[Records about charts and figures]
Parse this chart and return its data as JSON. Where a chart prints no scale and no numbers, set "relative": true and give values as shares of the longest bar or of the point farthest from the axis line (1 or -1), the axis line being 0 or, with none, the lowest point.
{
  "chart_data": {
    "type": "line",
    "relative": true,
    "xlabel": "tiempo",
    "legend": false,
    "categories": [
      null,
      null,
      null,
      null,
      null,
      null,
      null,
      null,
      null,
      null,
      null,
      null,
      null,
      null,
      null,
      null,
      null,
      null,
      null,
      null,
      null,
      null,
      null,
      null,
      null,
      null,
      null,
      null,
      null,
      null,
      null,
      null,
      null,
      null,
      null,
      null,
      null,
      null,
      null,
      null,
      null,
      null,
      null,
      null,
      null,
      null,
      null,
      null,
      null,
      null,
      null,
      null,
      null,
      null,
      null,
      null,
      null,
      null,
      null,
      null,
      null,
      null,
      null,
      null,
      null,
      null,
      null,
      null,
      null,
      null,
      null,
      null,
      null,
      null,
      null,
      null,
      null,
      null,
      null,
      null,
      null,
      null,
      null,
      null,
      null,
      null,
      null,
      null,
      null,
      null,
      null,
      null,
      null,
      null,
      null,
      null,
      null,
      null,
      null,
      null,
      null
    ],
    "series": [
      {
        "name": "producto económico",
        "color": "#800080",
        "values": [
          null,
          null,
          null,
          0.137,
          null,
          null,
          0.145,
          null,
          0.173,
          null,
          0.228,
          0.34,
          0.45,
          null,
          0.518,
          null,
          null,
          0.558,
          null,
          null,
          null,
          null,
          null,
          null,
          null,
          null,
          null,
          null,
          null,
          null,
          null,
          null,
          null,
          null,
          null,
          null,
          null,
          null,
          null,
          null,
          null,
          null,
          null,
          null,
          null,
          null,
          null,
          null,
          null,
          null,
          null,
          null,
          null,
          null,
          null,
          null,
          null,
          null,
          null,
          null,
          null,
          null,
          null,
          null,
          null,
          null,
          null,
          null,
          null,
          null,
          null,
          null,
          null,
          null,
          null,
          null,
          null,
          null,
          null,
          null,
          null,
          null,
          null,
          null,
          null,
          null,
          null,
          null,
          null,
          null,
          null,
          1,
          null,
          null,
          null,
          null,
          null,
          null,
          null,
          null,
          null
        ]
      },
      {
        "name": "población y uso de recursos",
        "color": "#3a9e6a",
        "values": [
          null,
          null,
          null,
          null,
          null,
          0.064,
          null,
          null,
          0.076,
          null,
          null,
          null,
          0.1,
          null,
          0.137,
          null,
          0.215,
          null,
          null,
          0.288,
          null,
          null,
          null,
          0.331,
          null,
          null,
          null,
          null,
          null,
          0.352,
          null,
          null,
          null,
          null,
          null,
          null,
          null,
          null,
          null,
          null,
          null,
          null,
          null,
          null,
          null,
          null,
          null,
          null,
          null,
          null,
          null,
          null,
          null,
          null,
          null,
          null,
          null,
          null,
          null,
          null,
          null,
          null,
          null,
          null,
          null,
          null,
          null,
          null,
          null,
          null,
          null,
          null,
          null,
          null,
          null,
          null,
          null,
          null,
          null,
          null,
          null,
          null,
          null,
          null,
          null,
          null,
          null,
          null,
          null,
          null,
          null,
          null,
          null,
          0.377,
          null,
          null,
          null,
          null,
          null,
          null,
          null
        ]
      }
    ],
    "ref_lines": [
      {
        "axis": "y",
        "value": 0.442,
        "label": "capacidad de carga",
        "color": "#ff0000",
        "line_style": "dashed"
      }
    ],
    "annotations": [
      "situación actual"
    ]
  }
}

▶ [Exercise requirements] Copy each line of the listing in which the word "color" can be found.

▶ [Task answer]
        "color": "#800080",
        "color": "#3a9e6a",
        "color": "#ff0000",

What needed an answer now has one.